→ Requirements: Gather every line of the entries that includes the word "ดระเบ".

→ Data records:

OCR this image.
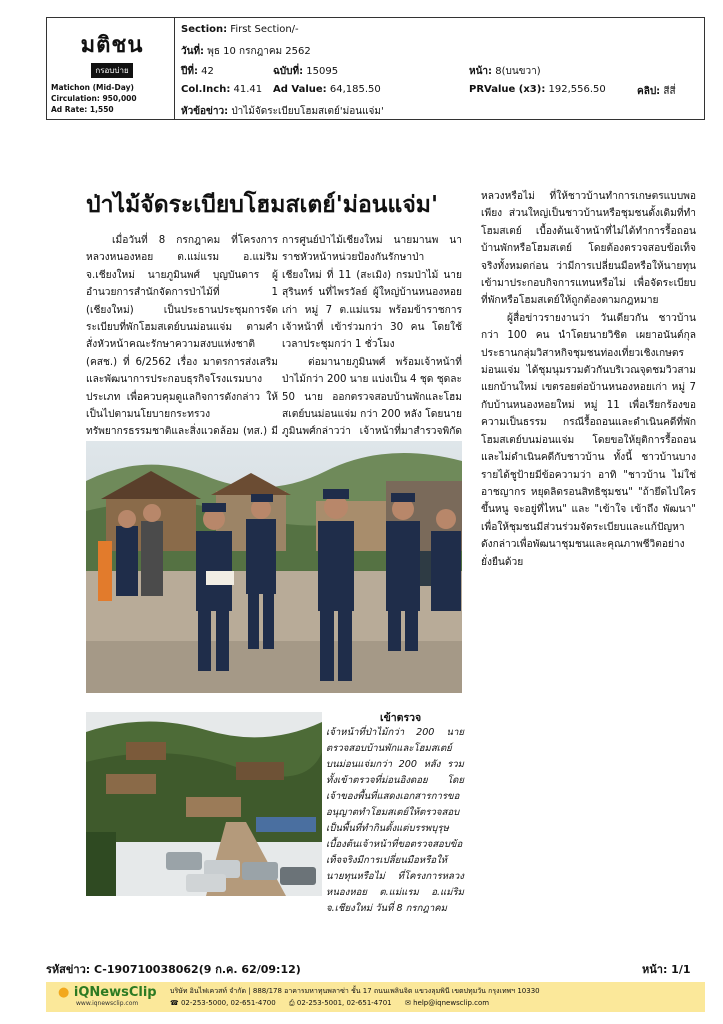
มติชน
กรอบบ่าย
Matichon (Mid-Day)
Circulation: 950,000
Ad Rate: 1,550
Section: First Section/-
วันที่: พุธ 10 กรกฎาคม 2562
ปีที่: 42	ฉบับที่: 15095	หน้า: 8(บนขวา)
Col.Inch: 41.41 Ad Value: 64,185.50	PRValue (x3): 192,556.50	คลิป: สีสี่
หัวข้อข่าว: ป่าไม้จัดระเบียบโฮมสเตย์'ม่อนแจ่ม'
ป่าไม้จัดระเบียบโฮมสเตย์'ม่อนแจ่ม'

เมื่อวันที่ 8 กรกฎาคม ที่โครงการหลวงหนองหอย ต.แม่แรม อ.แม่ริม จ.เชียงใหม่ นายภูมินพศ์ บุญบันดาร ผู้อำนวยการสำนักจัดการป่าไม้ที่ 1 (เชียงใหม่) เป็นประธานประชุมการจัดระเบียบที่พักโฮมสเตย์บนม่อนแจ่ม ตามคำสั่งหัวหน้าคณะรักษาความสงบแห่งชาติ (คสช.) ที่ 6/2562 เรื่อง มาตรการส่งเสริมและพัฒนาการประกอบธุรกิจโรงแรมบางประเภท เพื่อควบคุมดูแลกิจการดังกล่าว ให้เป็นไปตามนโยบายกระทรวงทรัพยากรธรรมชาติและสิ่งแวดล้อม (ทส.) มี

การศูนย์ป่าไม้เชียงใหม่ นายมานพ นาราชหัวหน้าหน่วยป้องกันรักษาป่าเชียงใหม่ ที่ 11 (สะเมิง) กรมป่าไม้ นายสุรินทร์ นที่ไพรวัลย์ ผู้ใหญ่บ้านหนองหอยเก่า หมู่ 7 ต.แม่แรม พร้อมข้าราชการ เจ้าหน้าที่ เข้าร่วมกว่า 30 คน โดยใช้เวลาประชุมกว่า 1 ชั่วโมง

ต่อมานายภูมินพศ์ พร้อมเจ้าหน้าที่ป่าไม้กว่า 200 นาย แบ่งเป็น 4 ชุด ชุดละ 50 นาย ออกตรวจสอบบ้านพักและโฮมสเตย์บนม่อนแจ่ม กว่า 200 หลัง โดยนายภูมินพศ์กล่าวว่า เจ้าหน้าที่มาสำรวจพิกัด

หลวงหรือไม่ ที่ให้ชาวบ้านทำการเกษตรแบบพอเพียง ส่วนใหญ่เป็นชาวบ้านหรือชุมชนดั้งเดิมที่ทำโฮมสเตย์ เบื้องต้นเจ้าหน้าที่ไม่ได้ทำการรื้อถอนบ้านพักหรือโฮมสเตย์ โดยต้องตรวจสอบข้อเท็จจริงทั้งหมดก่อน ว่ามีการเปลี่ยนมือหรือให้นายทุนเข้ามาประกอบกิจการแทนหรือไม่ เพื่อจัดระเบียบที่พักหรือโฮมสเตย์ให้ถูกต้องตามกฎหมาย

ผู้สื่อข่าวรายงานว่า วันเดียวกัน ชาวบ้านกว่า 100 คน นำโดยนายวิชิต เผยาอนันต์กุล ประธานกลุ่มวิสาหกิจชุมชนท่องเที่ยวเชิงเกษตรม่อนแจ่ม ได้ชุมนุมรวมตัวกันบริเวณจุดชมวิวสามแยกบ้านใหม่ เขตรอยต่อบ้านหนองหอยเก่า หมู่ 7 กับบ้านหนองหอยใหม่ หมู่ 11 เพื่อเรียกร้องขอความเป็นธรรม กรณีรื้อถอนและดำเนินคดีที่พักโฮมสเตย์บนม่อนแจ่ม โดยขอให้ยุติการรื้อถอน และไม่ดำเนินคดีกับชาวบ้าน ทั้งนี้ ชาวบ้านบางรายได้ชูป้ายมีข้อความว่า อาทิ "ชาวบ้าน ไม่ใช่อาชญากร หยุดลิดรอนสิทธิชุมชน" "ถ้ายึดไปใครขึ้นหนู จะอยู่ที่ไหน" และ "เข้าใจ เข้าถึง พัฒนา" เพื่อให้ชุมชนมีส่วนร่วมจัดระเบียบและแก้ปัญหาดังกล่าวเพื่อพัฒนาชุมชนและคุณภาพชีวิตอย่างยั่งยืนด้วย

เข้าตรวจ
เจ้าหน้าที่ป่าไม้กว่า 200 นาย ตรวจสอบบ้านพักและโฮมสเตย์บนม่อนแจ่มกว่า 200 หลัง รวมทั้งเข้าตรวจที่ม่อนอิงดอย โดยเจ้าของพื้นที่แสดงเอกสารการขออนุญาตทำโฮมสเตย์ให้ตรวจสอบ เป็นพื้นที่ทำกินดั้งแต่บรรพบุรุษ เบื้องต้นเจ้าหน้าที่ขอตรวจสอบข้อเท็จจริงมีการเปลี่ยนมือหรือให้นายทุนหรือไม่ ที่โครงการหลวงหนองหอย ต.แม่แรม อ.แม่ริม จ.เชียงใหม่ วันที่ 8 กรกฎาคม
รหัสข่าว: C-190710038062(9 ก.ค. 62/09:12)	หน้า: 1/1
● iQNewsClip
www.iqnewsclip.com
บริษัท อินไฟเควสท์ จำกัด | 888/178 อาคารมหาทุนพลาซ่า ชั้น 17 ถนนเพลินจิต แขวงลุมพินี เขตปทุมวัน กรุงเทพฯ 10330
☎ 02-253-5000, 02-651-4700 ⎙ 02-253-5001, 02-651-4701 ✉ help@iqnewsclip.com
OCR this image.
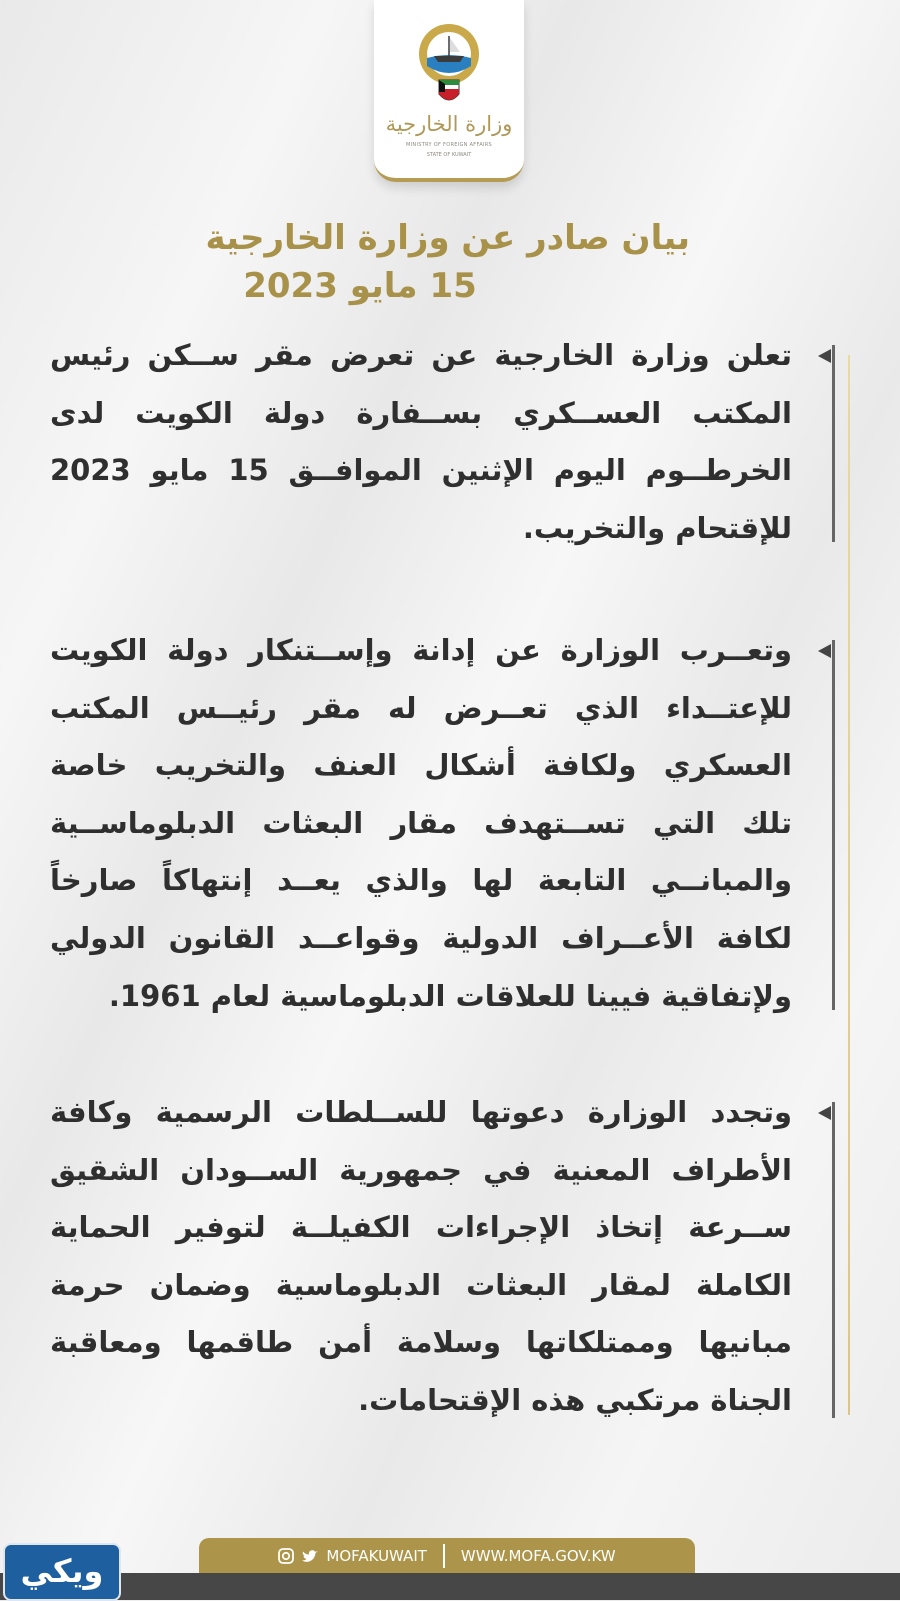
وزارة الخارجية
MINISTRY OF FOREIGN AFFAIRS
STATE OF KUWAIT
بيان صادر عن وزارة الخارجية
15 مايو 2023
تعلن وزارة الخارجية عن تعرض مقر ســكن رئيس
المكتب العســكري بســفارة دولة الكويت لدى
الخرطــوم اليوم الإثنين الموافــق 15 مايو 2023
للإقتحام والتخريب.
وتعــرب الوزارة عن إدانة وإســتنكار دولة الكويت
للإعتــداء الذي تعــرض له مقر رئيــس المكتب
العسكري ولكافة أشكال العنف والتخريب خاصة
تلك التي تســتهدف مقار البعثات الدبلوماســية
والمبانــي التابعة لها والذي يعــد إنتهاكاً صارخاً
لكافة الأعــراف الدولية وقواعــد القانون الدولي
ولإتفاقية فيينا للعلاقات الدبلوماسية لعام 1961.
وتجدد الوزارة دعوتها للســلطات الرسمية وكافة
الأطراف المعنية في جمهورية الســودان الشقيق
ســرعة إتخاذ الإجراءات الكفيلــة لتوفير الحماية
الكاملة لمقار البعثات الدبلوماسية وضمان حرمة
مبانيها وممتلكاتها وسلامة أمن طاقمها ومعاقبة
الجناة مرتكبي هذه الإقتحامات.
MOFAKUWAIT WWW.MOFA.GOV.KW
ويكي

→ The completed task:
หัวข้อข่าว: ป่าไม้จัดระเบียบโฮมสเตย์'ม่อนแจ่ม'
ป่าไม้จัดระเบียบโฮมสเตย์'ม่อนแจ่ม'
เมื่อวันที่ 8 กรกฎาคม ที่โครงการหลวงหนองหอย ต.แม่แรม อ.แม่ริม จ.เชียงใหม่ นายภูมินพศ์ บุญบันดาร ผู้อำนวยการสำนักจัดการป่าไม้ที่ 1 (เชียงใหม่) เป็นประธานประชุมการจัดระเบียบที่พักโฮมสเตย์บนม่อนแจ่ม ตามคำสั่งหัวหน้าคณะรักษาความสงบแห่งชาติ (คสช.) ที่ 6/2562 เรื่อง มาตรการส่งเสริมและพัฒนาการประกอบธุรกิจโรงแรมบางประเภท เพื่อควบคุมดูแลกิจการดังกล่าว ให้เป็นไปตามนโยบายกระทรวงทรัพยากรธรรมชาติและสิ่งแวดล้อม (ทส.) มี
หลวงหรือไม่ ที่ให้ชาวบ้านทำการเกษตรแบบพอเพียง ส่วนใหญ่เป็นชาวบ้านหรือชุมชนดั้งเดิมที่ทำโฮมสเตย์ เบื้องต้นเจ้าหน้าที่ไม่ได้ทำการรื้อถอนบ้านพักหรือโฮมสเตย์ โดยต้องตรวจสอบข้อเท็จจริงทั้งหมดก่อน ว่ามีการเปลี่ยนมือหรือให้นายทุนเข้ามาประกอบกิจการแทนหรือไม่ เพื่อจัดระเบียบที่พักหรือโฮมสเตย์ให้ถูกต้องตามกฎหมาย
ผู้สื่อข่าวรายงานว่า วันเดียวกัน ชาวบ้านกว่า 100 คน นำโดยนายวิชิต เผยาอนันต์กุล ประธานกลุ่มวิสาหกิจชุมชนท่องเที่ยวเชิงเกษตรม่อนแจ่ม ได้ชุมนุมรวมตัวกันบริเวณจุดชมวิวสามแยกบ้านใหม่ เขตรอยต่อบ้านหนองหอยเก่า หมู่ 7 กับบ้านหนองหอยใหม่ หมู่ 11 เพื่อเรียกร้องขอความเป็นธรรม กรณีรื้อถอนและดำเนินคดีที่พักโฮมสเตย์บนม่อนแจ่ม โดยขอให้ยุติการรื้อถอน และไม่ดำเนินคดีกับชาวบ้าน ทั้งนี้ ชาวบ้านบางรายได้ชูป้ายมีข้อความว่า อาทิ "ชาวบ้าน ไม่ใช่อาชญากร หยุดลิดรอนสิทธิชุมชน" "ถ้ายึดไปใครขึ้นหนู จะอยู่ที่ไหน" และ "เข้าใจ เข้าถึง พัฒนา" เพื่อให้ชุมชนมีส่วนร่วมจัดระเบียบและแก้ปัญหาดังกล่าวเพื่อพัฒนาชุมชนและคุณภาพชีวิตอย่างยั่งยืนด้วย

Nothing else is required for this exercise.